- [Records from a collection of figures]
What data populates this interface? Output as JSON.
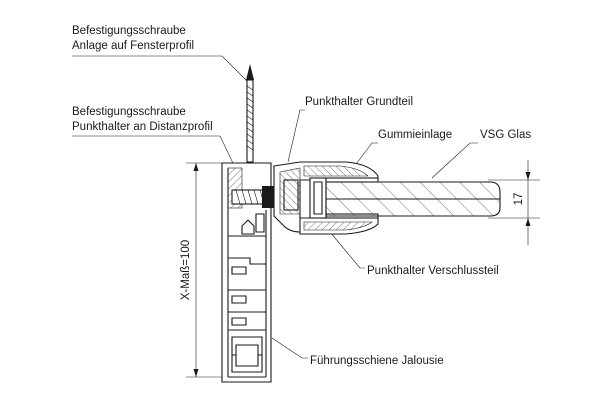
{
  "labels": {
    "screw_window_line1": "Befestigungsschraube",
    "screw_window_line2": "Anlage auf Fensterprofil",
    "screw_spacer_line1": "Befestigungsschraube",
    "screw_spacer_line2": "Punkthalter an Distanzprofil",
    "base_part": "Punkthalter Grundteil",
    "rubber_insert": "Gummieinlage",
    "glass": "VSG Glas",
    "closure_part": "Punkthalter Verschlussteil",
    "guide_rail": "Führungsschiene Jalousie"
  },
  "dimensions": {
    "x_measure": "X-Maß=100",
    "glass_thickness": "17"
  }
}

- [What you have to do] Copy out all of the material exactly as written, without its pictures.

- [Final answer]
What data populates this interface? Output as JSON.
{
  "labels": {
    "screw_window_line1": "Befestigungsschraube",
    "screw_window_line2": "Anlage auf Fensterprofil",
    "screw_spacer_line1": "Befestigungsschraube",
    "screw_spacer_line2": "Punkthalter an Distanzprofil",
    "base_part": "Punkthalter Grundteil",
    "rubber_insert": "Gummieinlage",
    "glass": "VSG Glas",
    "closure_part": "Punkthalter Verschlussteil",
    "guide_rail": "Führungsschiene Jalousie"
  },
  "dimensions": {
    "x_measure": "X-Maß=100",
    "glass_thickness": "17"
  }
}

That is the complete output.